Answer these questions from the passage on GM's bankruptcy shield:
1. Which judge will hear the arguments?
2. In what month and year did GM exit bankruptcy?
3. Who independently runs the compensation process for GM?

Text block:
******************************
The same judge who oversaw General Motors’ 2009 bankruptcy will hear arguments Tuesday over how much of a shield the company still has against lawsuits involving vehicles and crashes from before the automaker exited bankruptcy in July 2009, most notably those vehicles with defective ignition switches, reported Detroit Free Press.

U.S. Bankruptcy Judge Robert Gerber isn’t expected to make a decision for weeks. After he rules, one side almost certainly will appeal to a federal court in New York.

A GM victory would at least limit its cost of recall-related lawsuits to vehicles produced after the bankruptcy. Any wrongful death or personal injury cases tied to the ignition-switch defect, in which the crash occurred after bankruptcy, could proceed. The Tuesday hearing involves cases brought to recoup economic loss and also victims’ lawsuits unresolved by a compensation process independently run for GM by compensation expert Ken Feinberg.
******************************
Stored records:
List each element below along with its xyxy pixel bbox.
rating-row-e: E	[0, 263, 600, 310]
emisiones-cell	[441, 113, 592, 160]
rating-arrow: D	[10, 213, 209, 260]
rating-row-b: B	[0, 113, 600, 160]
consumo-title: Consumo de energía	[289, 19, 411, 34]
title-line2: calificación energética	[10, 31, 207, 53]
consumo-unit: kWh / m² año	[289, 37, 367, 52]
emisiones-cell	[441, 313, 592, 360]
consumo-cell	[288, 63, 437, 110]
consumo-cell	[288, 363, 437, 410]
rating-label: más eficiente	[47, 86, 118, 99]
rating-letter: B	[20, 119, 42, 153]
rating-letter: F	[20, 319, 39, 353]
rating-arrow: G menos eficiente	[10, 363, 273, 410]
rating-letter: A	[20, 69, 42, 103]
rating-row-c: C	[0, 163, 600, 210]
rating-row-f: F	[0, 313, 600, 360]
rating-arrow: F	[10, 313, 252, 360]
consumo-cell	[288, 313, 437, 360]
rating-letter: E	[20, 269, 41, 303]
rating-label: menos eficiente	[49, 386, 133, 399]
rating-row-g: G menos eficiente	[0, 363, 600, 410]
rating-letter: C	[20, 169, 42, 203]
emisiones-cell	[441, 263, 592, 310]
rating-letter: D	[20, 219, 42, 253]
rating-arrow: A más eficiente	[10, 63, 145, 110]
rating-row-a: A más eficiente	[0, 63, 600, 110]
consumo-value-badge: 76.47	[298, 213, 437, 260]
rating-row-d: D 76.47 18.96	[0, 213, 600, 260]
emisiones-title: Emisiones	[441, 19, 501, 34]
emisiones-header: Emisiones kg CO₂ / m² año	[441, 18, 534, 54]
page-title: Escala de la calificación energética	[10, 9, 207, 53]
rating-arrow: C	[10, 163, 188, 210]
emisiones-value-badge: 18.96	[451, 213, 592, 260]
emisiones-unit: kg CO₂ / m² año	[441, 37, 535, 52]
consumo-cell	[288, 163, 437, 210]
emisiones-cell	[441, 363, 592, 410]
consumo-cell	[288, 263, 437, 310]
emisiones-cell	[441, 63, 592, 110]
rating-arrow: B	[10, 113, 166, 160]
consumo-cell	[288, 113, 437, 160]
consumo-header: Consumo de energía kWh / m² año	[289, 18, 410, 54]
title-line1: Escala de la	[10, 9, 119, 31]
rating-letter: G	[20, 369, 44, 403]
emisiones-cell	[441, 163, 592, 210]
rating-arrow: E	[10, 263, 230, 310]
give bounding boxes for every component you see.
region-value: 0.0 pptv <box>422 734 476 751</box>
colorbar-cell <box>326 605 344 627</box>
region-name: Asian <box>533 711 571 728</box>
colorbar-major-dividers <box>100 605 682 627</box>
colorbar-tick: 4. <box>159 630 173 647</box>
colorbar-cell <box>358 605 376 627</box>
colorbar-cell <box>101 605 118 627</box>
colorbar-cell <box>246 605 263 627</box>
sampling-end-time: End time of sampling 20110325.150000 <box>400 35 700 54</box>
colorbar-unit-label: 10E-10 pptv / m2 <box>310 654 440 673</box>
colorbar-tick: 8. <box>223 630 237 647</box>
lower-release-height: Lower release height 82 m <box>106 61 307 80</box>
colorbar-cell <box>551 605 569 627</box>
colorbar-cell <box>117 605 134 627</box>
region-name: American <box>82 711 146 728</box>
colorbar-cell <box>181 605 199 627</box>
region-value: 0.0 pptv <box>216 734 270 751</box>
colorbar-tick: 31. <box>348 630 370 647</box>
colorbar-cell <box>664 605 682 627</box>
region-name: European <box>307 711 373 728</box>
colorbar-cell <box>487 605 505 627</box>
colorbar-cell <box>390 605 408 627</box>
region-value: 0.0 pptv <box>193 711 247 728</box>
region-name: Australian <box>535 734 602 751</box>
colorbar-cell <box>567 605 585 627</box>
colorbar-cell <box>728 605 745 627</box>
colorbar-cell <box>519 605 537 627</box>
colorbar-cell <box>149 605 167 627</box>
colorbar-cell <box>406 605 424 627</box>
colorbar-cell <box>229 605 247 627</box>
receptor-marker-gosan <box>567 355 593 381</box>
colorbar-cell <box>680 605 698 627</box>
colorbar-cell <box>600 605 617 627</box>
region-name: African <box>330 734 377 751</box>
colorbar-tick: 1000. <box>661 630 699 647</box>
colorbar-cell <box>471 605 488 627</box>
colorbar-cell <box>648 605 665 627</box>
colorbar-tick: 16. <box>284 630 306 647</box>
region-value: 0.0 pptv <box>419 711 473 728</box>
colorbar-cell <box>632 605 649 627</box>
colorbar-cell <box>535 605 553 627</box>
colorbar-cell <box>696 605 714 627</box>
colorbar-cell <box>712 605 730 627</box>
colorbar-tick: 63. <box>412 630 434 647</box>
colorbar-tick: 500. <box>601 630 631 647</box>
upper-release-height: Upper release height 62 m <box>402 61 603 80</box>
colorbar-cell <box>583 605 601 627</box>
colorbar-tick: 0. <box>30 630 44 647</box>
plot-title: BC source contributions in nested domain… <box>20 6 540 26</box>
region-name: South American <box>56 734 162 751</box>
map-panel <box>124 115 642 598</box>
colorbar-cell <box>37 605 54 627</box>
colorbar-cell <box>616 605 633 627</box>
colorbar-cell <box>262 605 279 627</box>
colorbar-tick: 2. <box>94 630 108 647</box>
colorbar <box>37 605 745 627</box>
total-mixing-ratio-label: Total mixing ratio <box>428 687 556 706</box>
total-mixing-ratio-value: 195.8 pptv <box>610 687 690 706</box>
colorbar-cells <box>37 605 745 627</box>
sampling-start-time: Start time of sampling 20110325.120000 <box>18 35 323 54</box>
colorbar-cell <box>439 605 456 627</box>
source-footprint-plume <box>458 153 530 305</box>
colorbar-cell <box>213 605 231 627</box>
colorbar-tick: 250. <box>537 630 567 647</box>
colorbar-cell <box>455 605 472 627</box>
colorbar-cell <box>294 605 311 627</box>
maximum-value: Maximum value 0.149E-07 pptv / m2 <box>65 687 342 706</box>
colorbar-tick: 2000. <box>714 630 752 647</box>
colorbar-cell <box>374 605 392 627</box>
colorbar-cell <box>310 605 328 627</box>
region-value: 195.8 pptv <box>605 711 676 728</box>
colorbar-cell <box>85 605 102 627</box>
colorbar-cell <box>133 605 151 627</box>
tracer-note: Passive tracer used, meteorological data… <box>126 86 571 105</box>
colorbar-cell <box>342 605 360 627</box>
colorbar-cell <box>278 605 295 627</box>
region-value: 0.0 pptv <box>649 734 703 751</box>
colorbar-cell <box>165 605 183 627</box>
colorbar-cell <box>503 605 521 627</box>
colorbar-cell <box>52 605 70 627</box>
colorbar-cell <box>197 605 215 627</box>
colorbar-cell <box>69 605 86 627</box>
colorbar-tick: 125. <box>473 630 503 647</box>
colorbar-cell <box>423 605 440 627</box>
******************************
Reply:
1. U.S. Bankruptcy Judge Robert Gerber
2. July 2009
3. Compensation expert Ken Feinberg